▶ **WORK TO BE COMPLETED**
Print the listing below in its entirety, character for character.

▶ **INPUT MATERIAL**
___

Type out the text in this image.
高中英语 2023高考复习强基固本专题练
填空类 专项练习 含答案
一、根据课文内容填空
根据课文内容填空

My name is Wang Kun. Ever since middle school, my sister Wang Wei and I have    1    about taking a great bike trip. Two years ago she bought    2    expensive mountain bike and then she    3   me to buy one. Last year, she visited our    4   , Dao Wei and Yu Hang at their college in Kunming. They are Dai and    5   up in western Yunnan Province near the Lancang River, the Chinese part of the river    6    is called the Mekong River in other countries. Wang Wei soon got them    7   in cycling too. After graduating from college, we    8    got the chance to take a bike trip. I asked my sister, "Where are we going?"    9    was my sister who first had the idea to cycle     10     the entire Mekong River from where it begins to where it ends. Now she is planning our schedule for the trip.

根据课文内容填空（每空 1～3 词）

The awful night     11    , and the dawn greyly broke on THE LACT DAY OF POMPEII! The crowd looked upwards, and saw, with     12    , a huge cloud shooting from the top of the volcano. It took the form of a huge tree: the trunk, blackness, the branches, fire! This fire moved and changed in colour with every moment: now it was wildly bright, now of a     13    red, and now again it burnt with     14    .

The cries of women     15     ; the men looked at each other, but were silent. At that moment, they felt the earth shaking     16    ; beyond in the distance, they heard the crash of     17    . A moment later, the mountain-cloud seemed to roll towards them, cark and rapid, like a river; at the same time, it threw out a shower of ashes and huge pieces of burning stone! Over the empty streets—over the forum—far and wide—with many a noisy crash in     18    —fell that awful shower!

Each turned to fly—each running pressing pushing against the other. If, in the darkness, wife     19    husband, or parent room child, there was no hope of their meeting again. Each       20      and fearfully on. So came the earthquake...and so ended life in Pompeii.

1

___

▶ **RESPONSE BELOW**
Type out the text in this image.
高中英语 2023高考复习强基固本专题练
填空类 专项练习 含答案
一、根据课文内容填空
根据课文内容填空

My name is Wang Kun. Ever since middle school, my sister Wang Wei and I have    1    about taking a great bike trip. Two years ago she bought    2    expensive mountain bike and then she    3   me to buy one. Last year, she visited our    4   , Dao Wei and Yu Hang at their college in Kunming. They are Dai and    5   up in western Yunnan Province near the Lancang River, the Chinese part of the river    6    is called the Mekong River in other countries. Wang Wei soon got them    7   in cycling too. After graduating from college, we    8    got the chance to take a bike trip. I asked my sister, "Where are we going?"    9    was my sister who first had the idea to cycle     10     the entire Mekong River from where it begins to where it ends. Now she is planning our schedule for the trip.

根据课文内容填空（每空 1～3 词）

The awful night     11    , and the dawn greyly broke on THE LACT DAY OF POMPEII! The crowd looked upwards, and saw, with     12    , a huge cloud shooting from the top of the volcano. It took the form of a huge tree: the trunk, blackness, the branches, fire! This fire moved and changed in colour with every moment: now it was wildly bright, now of a     13    red, and now again it burnt with     14    .

The cries of women     15     ; the men looked at each other, but were silent. At that moment, they felt the earth shaking     16    ; beyond in the distance, they heard the crash of     17    . A moment later, the mountain-cloud seemed to roll towards them, cark and rapid, like a river; at the same time, it threw out a shower of ashes and huge pieces of burning stone! Over the empty streets—over the forum—far and wide—with many a noisy crash in     18    —fell that awful shower!

Each turned to fly—each running pressing pushing against the other. If, in the darkness, wife     19    husband, or parent room child, there was no hope of their meeting again. Each       20      and fearfully on. So came the earthquake...and so ended life in Pompeii.

1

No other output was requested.